# TASK DETAILS
Copy every line of the listing from the one containing "page-title: 缓存清晰度 bbox=[124, 36, 206, 55]" down to the one containing "option-label: 蓝光 1080P", including both of those lines.
"""
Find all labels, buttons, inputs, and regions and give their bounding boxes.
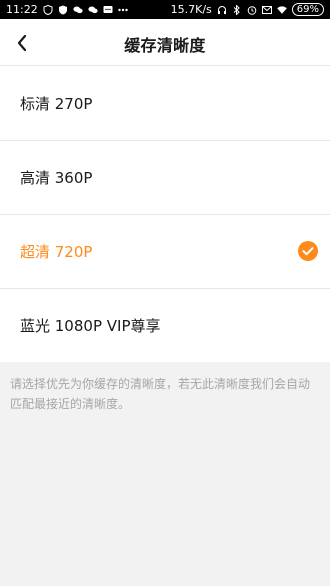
page-title: 缓存清晰度 bbox=[124, 36, 206, 55]
status-right: 15.7K/s 69% bbox=[171, 3, 324, 16]
wechat-icon bbox=[73, 5, 83, 15]
option-360p[interactable]: 高清 360P bbox=[0, 140, 330, 214]
shield-icon bbox=[43, 4, 53, 15]
headphones-icon bbox=[217, 5, 227, 15]
option-label: 标清 270P bbox=[20, 94, 93, 113]
hint-text: 请选择优先为你缓存的清晰度，若无此清晰度我们会自动匹配最接近的清晰度。 bbox=[10, 377, 311, 411]
wechat-icon bbox=[88, 5, 98, 15]
more-icon bbox=[118, 5, 128, 15]
status-time: 11:22 bbox=[6, 3, 38, 16]
alarm-icon bbox=[247, 5, 257, 15]
option-1080p[interactable]: 蓝光 1080P VIP尊享 bbox=[0, 288, 330, 362]
battery-indicator: 69% bbox=[291, 3, 324, 16]
wifi-icon bbox=[277, 5, 287, 15]
sms-icon bbox=[103, 5, 113, 15]
security-icon bbox=[58, 5, 68, 15]
mail-icon bbox=[261, 5, 272, 15]
option-label: 高清 360P bbox=[20, 168, 93, 187]
bluetooth-icon bbox=[232, 4, 242, 15]
status-left: 11:22 bbox=[6, 3, 128, 16]
network-speed: 15.7K/s bbox=[170, 3, 212, 16]
check-icon bbox=[298, 241, 318, 261]
option-270p[interactable]: 标清 270P bbox=[0, 66, 330, 140]
option-label: 超清 720P bbox=[20, 242, 93, 261]
option-720p[interactable]: 超清 720P bbox=[0, 214, 330, 288]
status-bar: 11:22 15.7K/s 69% bbox=[0, 0, 330, 19]
option-label: 蓝光 1080P VIP尊享 bbox=[20, 316, 161, 335]
nav-bar: 缓存清晰度 bbox=[0, 19, 330, 66]
quality-options: 标清 270P 高清 360P 超清 720P 蓝光 1080P VIP尊享 bbox=[0, 66, 330, 362]
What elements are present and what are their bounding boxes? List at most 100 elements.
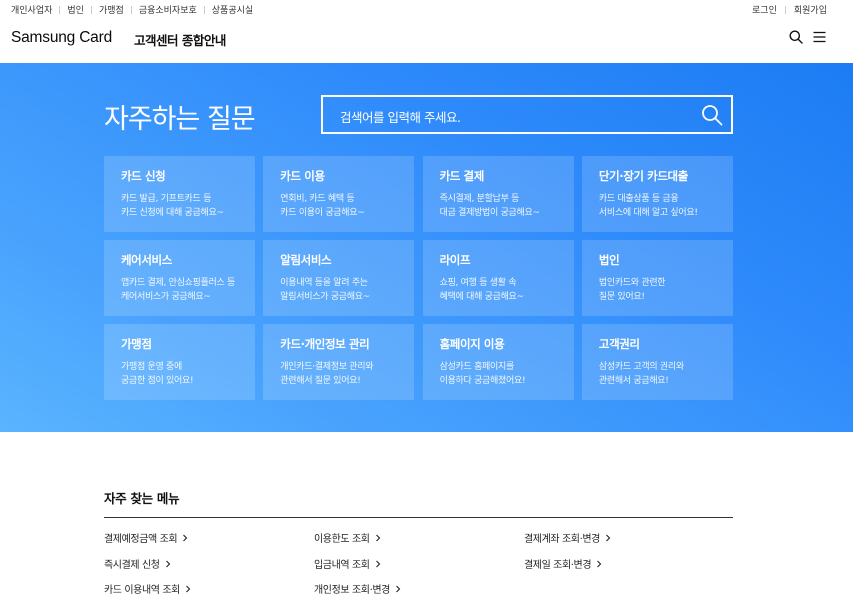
faq-card-merchant[interactable]: 가맹점 가맹점 운영 중에 궁금한 점이 있어요! <box>104 324 255 400</box>
card-description: 삼성카드 고객의 권리와 <box>598 362 684 372</box>
utility-bar: 개인사업자 법인 가맹점 금융소비자보호 상품공시실 로그인 회원가입 <box>0 0 853 18</box>
divider <box>784 5 786 14</box>
faq-card-homepage[interactable]: 홈페이지 이용 삼성카드 홈페이지를 이용하다 궁금해졌어요! <box>422 324 574 400</box>
card-description: 법인카드와 관련한 <box>598 278 666 288</box>
card-description: 카드 대출상품 등 금융 <box>598 194 679 204</box>
frequent-menu-link[interactable]: 결제일 조회·변경 <box>524 556 603 571</box>
card-description: 혜택에 대해 궁금해요~ <box>439 291 524 302</box>
card-title: 가맹점 <box>121 337 152 351</box>
card-description: 개인카드·결제정보 관리와 <box>280 362 374 372</box>
card-title: 카드 신청 <box>121 169 166 183</box>
faq-card-corporate[interactable]: 법인 법인카드와 관련한 질문 있어요! <box>581 240 733 316</box>
frequent-menu-link[interactable]: 즉시결제 신청 <box>104 556 172 571</box>
faq-title: 자주하는 질문 <box>104 104 256 135</box>
card-title: 카드 이용 <box>280 169 325 183</box>
faq-card-privacy[interactable]: 카드·개인정보 관리 개인카드·결제정보 관리와 관련해서 질문 있어요! <box>263 324 415 400</box>
card-description: 앱카드 결제, 안심쇼핑플러스 등 <box>121 278 235 288</box>
card-title: 단기·장기 카드대출 <box>598 169 688 183</box>
chevron-right-icon <box>186 585 191 592</box>
hamburger-menu-icon[interactable] <box>813 31 826 43</box>
faq-search-box: 검색어를 입력해 주세요. <box>321 95 733 134</box>
faq-card-care-service[interactable]: 케어서비스 앱카드 결제, 안심쇼핑플러스 등 케어서비스가 궁금해요~ <box>104 240 255 316</box>
card-description: 서비스에 대해 알고 싶어요! <box>598 207 698 218</box>
card-description: 카드 발급, 기프트카드 등 <box>121 194 212 204</box>
card-description: 쇼핑, 여행 등 생활 속 <box>439 278 517 288</box>
faq-card-card-usage[interactable]: 카드 이용 연회비, 카드 혜택 등 카드 이용이 궁금해요~ <box>263 156 415 232</box>
card-description: 대금 결제방법이 궁금해요~ <box>439 207 540 218</box>
card-title: 카드 결제 <box>439 169 485 183</box>
card-title: 카드·개인정보 관리 <box>280 337 370 351</box>
card-description: 이용하다 궁금해졌어요! <box>439 375 526 386</box>
util-link-individual-business[interactable]: 개인사업자 <box>11 3 52 16</box>
card-title: 알림서비스 <box>280 253 332 267</box>
frequent-menu-link[interactable]: 이용한도 조회 <box>314 530 382 545</box>
card-description: 카드 이용이 궁금해요~ <box>280 207 365 218</box>
util-link-merchant[interactable]: 가맹점 <box>99 3 124 16</box>
page-title[interactable]: 고객센터 종합안내 <box>134 30 226 49</box>
chevron-right-icon <box>597 560 602 567</box>
util-link-product-disclosure[interactable]: 상품공시실 <box>212 3 253 16</box>
link-label: 이용한도 조회 <box>314 534 370 545</box>
divider <box>59 5 61 14</box>
card-description: 알림서비스가 궁금해요~ <box>280 291 370 302</box>
frequent-menu-link[interactable]: 결제계좌 조회·변경 <box>524 530 612 545</box>
faq-card-customer-rights[interactable]: 고객권리 삼성카드 고객의 권리와 관련해서 궁금해요! <box>581 324 733 400</box>
chevron-right-icon <box>606 534 611 541</box>
util-link-consumer-protection[interactable]: 금융소비자보호 <box>139 3 197 16</box>
search-icon[interactable] <box>701 104 723 126</box>
frequent-menu-link[interactable]: 입금내역 조회 <box>314 556 382 571</box>
divider <box>90 5 92 14</box>
faq-card-alert-service[interactable]: 알림서비스 이용내역 등을 알려 주는 알림서비스가 궁금해요~ <box>263 240 415 316</box>
faq-card-life[interactable]: 라이프 쇼핑, 여행 등 생활 속 혜택에 대해 궁금해요~ <box>422 240 574 316</box>
chevron-right-icon <box>375 560 380 567</box>
faq-card-card-application[interactable]: 카드 신청 카드 발급, 기프트카드 등 카드 신청에 대해 궁금해요~ <box>104 156 255 232</box>
faq-card-card-payment[interactable]: 카드 결제 즉시결제, 분할납부 등 대금 결제방법이 궁금해요~ <box>422 156 574 232</box>
chevron-right-icon <box>396 585 401 592</box>
card-description: 궁금한 점이 있어요! <box>121 375 194 386</box>
faq-hero: 자주하는 질문 검색어를 입력해 주세요. 카드 신청 카드 발급, 기프트카드… <box>0 63 853 432</box>
faq-search-input[interactable] <box>323 97 693 132</box>
card-title: 법인 <box>598 253 620 267</box>
card-description: 관련해서 궁금해요! <box>598 375 669 386</box>
card-title: 라이프 <box>439 253 471 267</box>
card-description: 관련해서 질문 있어요! <box>280 375 361 386</box>
link-label: 카드 이용내역 조회 <box>104 585 180 596</box>
card-description: 삼성카드 홈페이지를 <box>439 362 515 372</box>
card-title: 고객권리 <box>598 337 640 351</box>
chevron-right-icon <box>165 560 170 567</box>
frequent-menu-link[interactable]: 개인정보 조회·변경 <box>314 581 402 596</box>
link-label: 입금내역 조회 <box>314 560 370 571</box>
card-description: 카드 신청에 대해 궁금해요~ <box>121 207 224 218</box>
link-label: 즉시결제 신청 <box>104 560 160 571</box>
signup-link[interactable]: 회원가입 <box>794 3 827 16</box>
samsung-card-logo[interactable]: Samsung Card <box>11 29 112 47</box>
frequent-menu-title: 자주 찾는 메뉴 <box>104 491 180 506</box>
card-title: 케어서비스 <box>121 253 172 267</box>
divider <box>203 5 205 14</box>
login-link[interactable]: 로그인 <box>752 3 777 16</box>
divider <box>104 517 733 518</box>
link-label: 결제일 조회·변경 <box>524 560 592 571</box>
card-description: 가맹점 운영 중에 <box>121 362 182 372</box>
frequent-menu-link[interactable]: 카드 이용내역 조회 <box>104 581 192 596</box>
faq-card-card-loan[interactable]: 단기·장기 카드대출 카드 대출상품 등 금융 서비스에 대해 알고 싶어요! <box>581 156 733 232</box>
utility-links-left: 개인사업자 법인 가맹점 금융소비자보호 상품공시실 <box>11 3 253 16</box>
chevron-right-icon <box>375 534 380 541</box>
link-label: 결제계좌 조회·변경 <box>524 534 600 545</box>
search-icon[interactable] <box>789 30 803 44</box>
site-header: Samsung Card 고객센터 종합안내 <box>0 20 853 62</box>
card-description: 이용내역 등을 알려 주는 <box>280 278 368 288</box>
card-description: 케어서비스가 궁금해요~ <box>121 291 211 302</box>
utility-links-right: 로그인 회원가입 <box>752 3 827 16</box>
chevron-right-icon <box>183 534 188 541</box>
divider <box>130 5 132 14</box>
card-title: 홈페이지 이용 <box>439 337 505 351</box>
util-link-corporate[interactable]: 법인 <box>67 3 84 16</box>
link-label: 개인정보 조회·변경 <box>314 585 390 596</box>
card-description: 연회비, 카드 혜택 등 <box>280 194 355 204</box>
link-label: 결제예정금액 조회 <box>104 534 178 545</box>
card-description: 즉시결제, 분할납부 등 <box>439 194 520 204</box>
faq-category-grid: 카드 신청 카드 발급, 기프트카드 등 카드 신청에 대해 궁금해요~ 카드 … <box>104 156 733 400</box>
frequent-menu-link[interactable]: 결제예정금액 조회 <box>104 530 189 545</box>
card-description: 질문 있어요! <box>598 291 645 302</box>
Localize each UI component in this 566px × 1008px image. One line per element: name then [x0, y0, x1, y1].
"""
# EXERCISE RESULT
page-title: 缓存清晰度 bbox=[124, 36, 206, 55]
status-right: 15.7K/s 69% bbox=[171, 3, 324, 16]
wechat-icon bbox=[73, 5, 83, 15]
option-360p[interactable]: 高清 360P bbox=[0, 140, 330, 214]
shield-icon bbox=[43, 4, 53, 15]
headphones-icon bbox=[217, 5, 227, 15]
option-label: 标清 270P bbox=[20, 94, 93, 113]
hint-text: 请选择优先为你缓存的清晰度，若无此清晰度我们会自动匹配最接近的清晰度。 bbox=[10, 377, 311, 411]
wechat-icon bbox=[88, 5, 98, 15]
more-icon bbox=[118, 5, 128, 15]
status-time: 11:22 bbox=[6, 3, 38, 16]
alarm-icon bbox=[247, 5, 257, 15]
option-1080p[interactable]: 蓝光 1080P VIP尊享 bbox=[0, 288, 330, 362]
battery-indicator: 69% bbox=[291, 3, 324, 16]
wifi-icon bbox=[277, 5, 287, 15]
sms-icon bbox=[103, 5, 113, 15]
security-icon bbox=[58, 5, 68, 15]
mail-icon bbox=[261, 5, 272, 15]
option-label: 高清 360P bbox=[20, 168, 93, 187]
bluetooth-icon bbox=[232, 4, 242, 15]
status-left: 11:22 bbox=[6, 3, 128, 16]
network-speed: 15.7K/s bbox=[170, 3, 212, 16]
check-icon bbox=[298, 241, 318, 261]
option-270p[interactable]: 标清 270P bbox=[0, 66, 330, 140]
option-label: 超清 720P bbox=[20, 242, 93, 261]
option-720p[interactable]: 超清 720P bbox=[0, 214, 330, 288]
status-bar: 11:22 15.7K/s 69% bbox=[0, 0, 330, 19]
option-label: 蓝光 1080P VIP尊享 bbox=[20, 316, 161, 335]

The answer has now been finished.